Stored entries
........
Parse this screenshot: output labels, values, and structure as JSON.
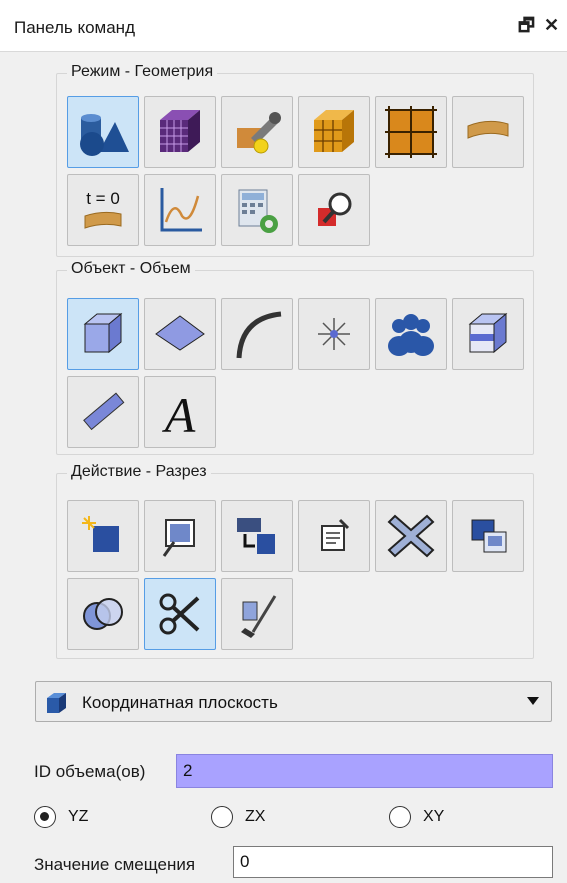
{
  "panel": {
    "title": "Панель команд",
    "float_glyph": "🗗",
    "close_glyph": "✕"
  },
  "groups": {
    "mode": {
      "title": "Режим - Геометрия",
      "tools": [
        "geometry-icon",
        "mesh-icon",
        "boundary-conditions-icon",
        "blocks-icon",
        "sidesets-icon",
        "material-strip-icon",
        "t0-icon",
        "curve-plot-icon",
        "calculator-settings-icon",
        "inspect-icon"
      ],
      "t0_label": "t = 0"
    },
    "object": {
      "title": "Объект - Объем",
      "tools": [
        "volume-cube-icon",
        "surface-icon",
        "curve-arc-icon",
        "vertex-icon",
        "group-icon",
        "body-icon",
        "measure-ruler-icon",
        "text-a-icon"
      ],
      "text_glyph": "A"
    },
    "action": {
      "title": "Действие - Разрез",
      "tools": [
        "create-icon",
        "modify-icon",
        "transform-icon",
        "properties-icon",
        "delete-icon",
        "copy-icon",
        "boolean-icon",
        "webcut-icon",
        "cleanup-icon"
      ]
    }
  },
  "dropdown": {
    "selected": "Координатная плоскость",
    "icon": "cube-icon"
  },
  "form": {
    "id_label": "ID объема(ов)",
    "id_value": "2",
    "radios": [
      {
        "label": "YZ",
        "checked": true
      },
      {
        "label": "ZX",
        "checked": false
      },
      {
        "label": "XY",
        "checked": false
      }
    ],
    "offset_label": "Значение смещения",
    "offset_value": "0"
  },
  "colors": {
    "active_bg": "#cce4f7",
    "active_border": "#569de5",
    "id_field_bg": "#a9a2ff"
  }
}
........
TASK STATEMENT ▸
Transcribe all entries above exactly. Drop the pictures.

ANSWER IN FULL ▸
Parse this screenshot: output labels, values, and structure as JSON.
{
  "panel": {
    "title": "Панель команд",
    "float_glyph": "🗗",
    "close_glyph": "✕"
  },
  "groups": {
    "mode": {
      "title": "Режим - Геометрия",
      "tools": [
        "geometry-icon",
        "mesh-icon",
        "boundary-conditions-icon",
        "blocks-icon",
        "sidesets-icon",
        "material-strip-icon",
        "t0-icon",
        "curve-plot-icon",
        "calculator-settings-icon",
        "inspect-icon"
      ],
      "t0_label": "t = 0"
    },
    "object": {
      "title": "Объект - Объем",
      "tools": [
        "volume-cube-icon",
        "surface-icon",
        "curve-arc-icon",
        "vertex-icon",
        "group-icon",
        "body-icon",
        "measure-ruler-icon",
        "text-a-icon"
      ],
      "text_glyph": "A"
    },
    "action": {
      "title": "Действие - Разрез",
      "tools": [
        "create-icon",
        "modify-icon",
        "transform-icon",
        "properties-icon",
        "delete-icon",
        "copy-icon",
        "boolean-icon",
        "webcut-icon",
        "cleanup-icon"
      ]
    }
  },
  "dropdown": {
    "selected": "Координатная плоскость",
    "icon": "cube-icon"
  },
  "form": {
    "id_label": "ID объема(ов)",
    "id_value": "2",
    "radios": [
      {
        "label": "YZ",
        "checked": true
      },
      {
        "label": "ZX",
        "checked": false
      },
      {
        "label": "XY",
        "checked": false
      }
    ],
    "offset_label": "Значение смещения",
    "offset_value": "0"
  },
  "colors": {
    "active_bg": "#cce4f7",
    "active_border": "#569de5",
    "id_field_bg": "#a9a2ff"
  }
}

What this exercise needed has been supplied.